◆ REQUIREMENTS: Copy out each line of the material below with no changes.

-*-*-

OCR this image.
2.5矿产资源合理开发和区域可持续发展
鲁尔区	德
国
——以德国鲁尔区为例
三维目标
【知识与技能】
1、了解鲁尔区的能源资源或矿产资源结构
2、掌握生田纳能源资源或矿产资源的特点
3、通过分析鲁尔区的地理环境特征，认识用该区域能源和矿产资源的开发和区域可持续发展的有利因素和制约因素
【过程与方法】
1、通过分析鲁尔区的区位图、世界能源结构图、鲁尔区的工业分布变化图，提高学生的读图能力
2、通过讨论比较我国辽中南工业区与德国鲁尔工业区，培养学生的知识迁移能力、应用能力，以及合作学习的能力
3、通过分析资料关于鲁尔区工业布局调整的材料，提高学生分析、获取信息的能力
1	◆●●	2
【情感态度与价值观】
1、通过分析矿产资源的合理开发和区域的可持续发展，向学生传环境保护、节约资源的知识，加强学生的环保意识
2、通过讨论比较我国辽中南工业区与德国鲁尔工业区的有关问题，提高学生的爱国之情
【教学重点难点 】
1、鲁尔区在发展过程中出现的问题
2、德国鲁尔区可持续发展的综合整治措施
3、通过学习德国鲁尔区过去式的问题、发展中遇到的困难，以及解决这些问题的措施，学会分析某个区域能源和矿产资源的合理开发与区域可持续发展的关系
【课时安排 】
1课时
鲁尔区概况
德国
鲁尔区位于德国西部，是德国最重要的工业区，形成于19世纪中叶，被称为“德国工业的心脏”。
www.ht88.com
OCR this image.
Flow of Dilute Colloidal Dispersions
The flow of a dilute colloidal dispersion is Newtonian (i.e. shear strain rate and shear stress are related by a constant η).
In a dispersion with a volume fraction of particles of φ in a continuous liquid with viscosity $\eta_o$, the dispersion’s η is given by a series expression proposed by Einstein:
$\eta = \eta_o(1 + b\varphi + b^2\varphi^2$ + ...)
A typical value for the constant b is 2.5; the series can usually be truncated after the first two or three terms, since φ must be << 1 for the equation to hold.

-*-*-

◆ TASK RESULT:
OCR this image.
2.5矿产资源合理开发和区域可持续发展
鲁尔区	德
国
——以德国鲁尔区为例
三维目标
【知识与技能】
1、了解鲁尔区的能源资源或矿产资源结构
2、掌握生田纳能源资源或矿产资源的特点
3、通过分析鲁尔区的地理环境特征，认识用该区域能源和矿产资源的开发和区域可持续发展的有利因素和制约因素
【过程与方法】
1、通过分析鲁尔区的区位图、世界能源结构图、鲁尔区的工业分布变化图，提高学生的读图能力
2、通过讨论比较我国辽中南工业区与德国鲁尔工业区，培养学生的知识迁移能力、应用能力，以及合作学习的能力
3、通过分析资料关于鲁尔区工业布局调整的材料，提高学生分析、获取信息的能力
1	◆●●	2
【情感态度与价值观】
1、通过分析矿产资源的合理开发和区域的可持续发展，向学生传环境保护、节约资源的知识，加强学生的环保意识
2、通过讨论比较我国辽中南工业区与德国鲁尔工业区的有关问题，提高学生的爱国之情
【教学重点难点 】
1、鲁尔区在发展过程中出现的问题
2、德国鲁尔区可持续发展的综合整治措施
3、通过学习德国鲁尔区过去式的问题、发展中遇到的困难，以及解决这些问题的措施，学会分析某个区域能源和矿产资源的合理开发与区域可持续发展的关系
【课时安排 】
1课时
鲁尔区概况
德国
鲁尔区位于德国西部，是德国最重要的工业区，形成于19世纪中叶，被称为“德国工业的心脏”。
www.ht88.com
OCR this image.
Flow of Dilute Colloidal Dispersions
The flow of a dilute colloidal dispersion is Newtonian (i.e. shear strain rate and shear stress are related by a constant η).
In a dispersion with a volume fraction of particles of φ in a continuous liquid with viscosity $\eta_o$, the dispersion’s η is given by a series expression proposed by Einstein:
$\eta = \eta_o(1 + b\varphi + b^2\varphi^2$ + ...)
A typical value for the constant b is 2.5; the series can usually be truncated after the first two or three terms, since φ must be << 1 for the equation to hold.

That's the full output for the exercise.